SHORT PROBLEM: All of the data should be repeated exactly; pictures are not part of the copy.

Stored items
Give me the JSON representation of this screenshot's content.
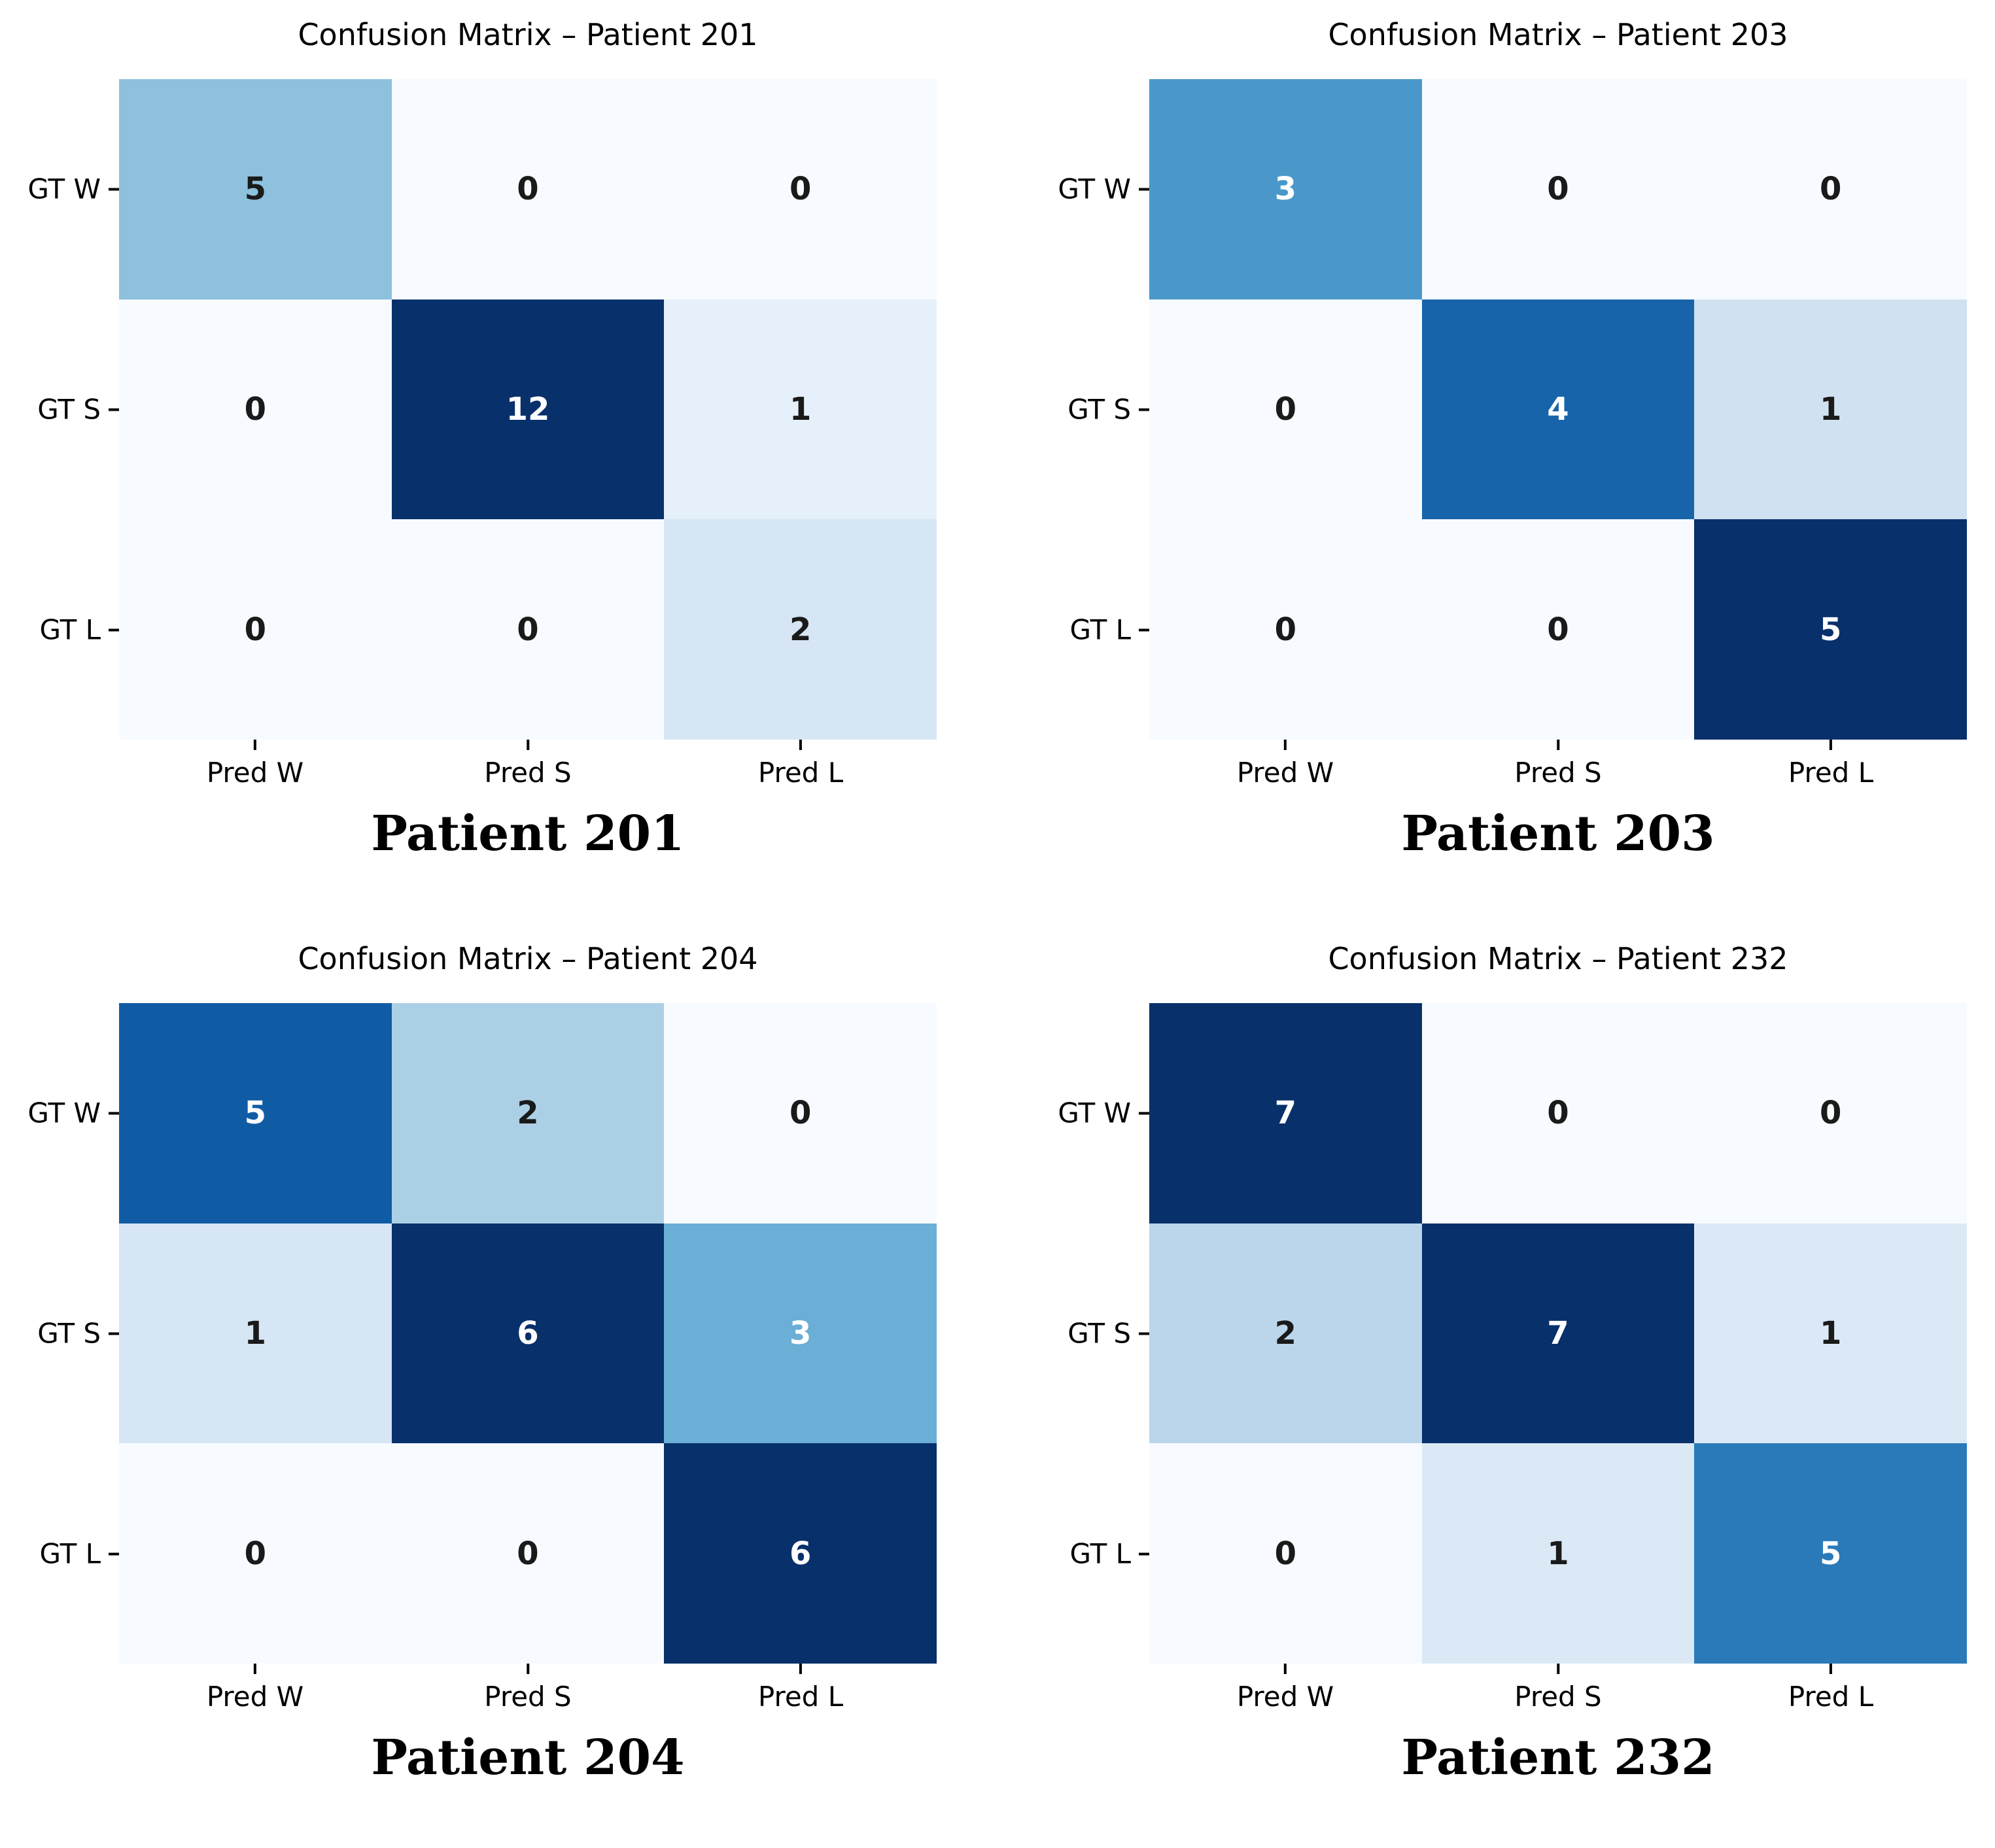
{
  "figure": {
    "background": "#ffffff",
    "axis_text_color": "#000000",
    "annotation_dark": "#1a1a1a",
    "annotation_light": "#ffffff",
    "colormap_name": "Blues",
    "colormap_stops": [
      0,
      0.125,
      0.25,
      0.375,
      0.5,
      0.625,
      0.75,
      0.875,
      1
    ],
    "colormap_colors": [
      "#f7fbff",
      "#deebf7",
      "#c6dbef",
      "#9ecae1",
      "#6baed6",
      "#4292c6",
      "#2171b5",
      "#08519c",
      "#08306b"
    ]
  },
  "chart_data": [
    {
      "type": "heatmap",
      "title": "Confusion Matrix – Patient 201",
      "caption": "Patient 201",
      "row_labels": [
        "GT W",
        "GT S",
        "GT L"
      ],
      "col_labels": [
        "Pred W",
        "Pred S",
        "Pred L"
      ],
      "values": [
        [
          5,
          0,
          0
        ],
        [
          0,
          12,
          1
        ],
        [
          0,
          0,
          2
        ]
      ],
      "vmin": 0,
      "vmax": 12,
      "annotated": true,
      "grid": false,
      "legend": "none"
    },
    {
      "type": "heatmap",
      "title": "Confusion Matrix – Patient 203",
      "caption": "Patient 203",
      "row_labels": [
        "GT W",
        "GT S",
        "GT L"
      ],
      "col_labels": [
        "Pred W",
        "Pred S",
        "Pred L"
      ],
      "values": [
        [
          3,
          0,
          0
        ],
        [
          0,
          4,
          1
        ],
        [
          0,
          0,
          5
        ]
      ],
      "vmin": 0,
      "vmax": 5,
      "annotated": true,
      "grid": false,
      "legend": "none"
    },
    {
      "type": "heatmap",
      "title": "Confusion Matrix – Patient 204",
      "caption": "Patient 204",
      "row_labels": [
        "GT W",
        "GT S",
        "GT L"
      ],
      "col_labels": [
        "Pred W",
        "Pred S",
        "Pred L"
      ],
      "values": [
        [
          5,
          2,
          0
        ],
        [
          1,
          6,
          3
        ],
        [
          0,
          0,
          6
        ]
      ],
      "vmin": 0,
      "vmax": 6,
      "annotated": true,
      "grid": false,
      "legend": "none"
    },
    {
      "type": "heatmap",
      "title": "Confusion Matrix – Patient 232",
      "caption": "Patient 232",
      "row_labels": [
        "GT W",
        "GT S",
        "GT L"
      ],
      "col_labels": [
        "Pred W",
        "Pred S",
        "Pred L"
      ],
      "values": [
        [
          7,
          0,
          0
        ],
        [
          2,
          7,
          1
        ],
        [
          0,
          1,
          5
        ]
      ],
      "vmin": 0,
      "vmax": 7,
      "annotated": true,
      "grid": false,
      "legend": "none"
    }
  ]
}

FINAL RESULT:
Give me the JSON representation of this screenshot's content.
{
  "figure": {
    "background": "#ffffff",
    "axis_text_color": "#000000",
    "annotation_dark": "#1a1a1a",
    "annotation_light": "#ffffff",
    "colormap_name": "Blues",
    "colormap_stops": [
      0,
      0.125,
      0.25,
      0.375,
      0.5,
      0.625,
      0.75,
      0.875,
      1
    ],
    "colormap_colors": [
      "#f7fbff",
      "#deebf7",
      "#c6dbef",
      "#9ecae1",
      "#6baed6",
      "#4292c6",
      "#2171b5",
      "#08519c",
      "#08306b"
    ]
  },
  "chart_data": [
    {
      "type": "heatmap",
      "title": "Confusion Matrix – Patient 201",
      "caption": "Patient 201",
      "row_labels": [
        "GT W",
        "GT S",
        "GT L"
      ],
      "col_labels": [
        "Pred W",
        "Pred S",
        "Pred L"
      ],
      "values": [
        [
          5,
          0,
          0
        ],
        [
          0,
          12,
          1
        ],
        [
          0,
          0,
          2
        ]
      ],
      "vmin": 0,
      "vmax": 12,
      "annotated": true,
      "grid": false,
      "legend": "none"
    },
    {
      "type": "heatmap",
      "title": "Confusion Matrix – Patient 203",
      "caption": "Patient 203",
      "row_labels": [
        "GT W",
        "GT S",
        "GT L"
      ],
      "col_labels": [
        "Pred W",
        "Pred S",
        "Pred L"
      ],
      "values": [
        [
          3,
          0,
          0
        ],
        [
          0,
          4,
          1
        ],
        [
          0,
          0,
          5
        ]
      ],
      "vmin": 0,
      "vmax": 5,
      "annotated": true,
      "grid": false,
      "legend": "none"
    },
    {
      "type": "heatmap",
      "title": "Confusion Matrix – Patient 204",
      "caption": "Patient 204",
      "row_labels": [
        "GT W",
        "GT S",
        "GT L"
      ],
      "col_labels": [
        "Pred W",
        "Pred S",
        "Pred L"
      ],
      "values": [
        [
          5,
          2,
          0
        ],
        [
          1,
          6,
          3
        ],
        [
          0,
          0,
          6
        ]
      ],
      "vmin": 0,
      "vmax": 6,
      "annotated": true,
      "grid": false,
      "legend": "none"
    },
    {
      "type": "heatmap",
      "title": "Confusion Matrix – Patient 232",
      "caption": "Patient 232",
      "row_labels": [
        "GT W",
        "GT S",
        "GT L"
      ],
      "col_labels": [
        "Pred W",
        "Pred S",
        "Pred L"
      ],
      "values": [
        [
          7,
          0,
          0
        ],
        [
          2,
          7,
          1
        ],
        [
          0,
          1,
          5
        ]
      ],
      "vmin": 0,
      "vmax": 7,
      "annotated": true,
      "grid": false,
      "legend": "none"
    }
  ]
}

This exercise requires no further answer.